------ Supplied data
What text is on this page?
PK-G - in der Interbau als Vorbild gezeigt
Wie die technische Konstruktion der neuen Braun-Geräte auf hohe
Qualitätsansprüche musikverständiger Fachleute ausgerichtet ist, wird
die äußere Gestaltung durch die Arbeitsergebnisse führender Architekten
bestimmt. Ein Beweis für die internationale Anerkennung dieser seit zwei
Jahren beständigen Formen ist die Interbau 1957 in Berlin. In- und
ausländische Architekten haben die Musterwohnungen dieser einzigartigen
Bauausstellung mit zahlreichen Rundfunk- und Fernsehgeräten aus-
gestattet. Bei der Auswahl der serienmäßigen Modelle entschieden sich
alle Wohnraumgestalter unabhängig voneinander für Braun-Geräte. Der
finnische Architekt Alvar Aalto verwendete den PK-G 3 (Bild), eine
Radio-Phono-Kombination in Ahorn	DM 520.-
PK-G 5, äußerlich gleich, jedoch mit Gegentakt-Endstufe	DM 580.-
------------
_Stated problem_: Repeat the records above exactly, leaving none out.

_Expected answer_:
What text is on this page?
PK-G - in der Interbau als Vorbild gezeigt
Wie die technische Konstruktion der neuen Braun-Geräte auf hohe
Qualitätsansprüche musikverständiger Fachleute ausgerichtet ist, wird
die äußere Gestaltung durch die Arbeitsergebnisse führender Architekten
bestimmt. Ein Beweis für die internationale Anerkennung dieser seit zwei
Jahren beständigen Formen ist die Interbau 1957 in Berlin. In- und
ausländische Architekten haben die Musterwohnungen dieser einzigartigen
Bauausstellung mit zahlreichen Rundfunk- und Fernsehgeräten aus-
gestattet. Bei der Auswahl der serienmäßigen Modelle entschieden sich
alle Wohnraumgestalter unabhängig voneinander für Braun-Geräte. Der
finnische Architekt Alvar Aalto verwendete den PK-G 3 (Bild), eine
Radio-Phono-Kombination in Ahorn	DM 520.-
PK-G 5, äußerlich gleich, jedoch mit Gegentakt-Endstufe	DM 580.-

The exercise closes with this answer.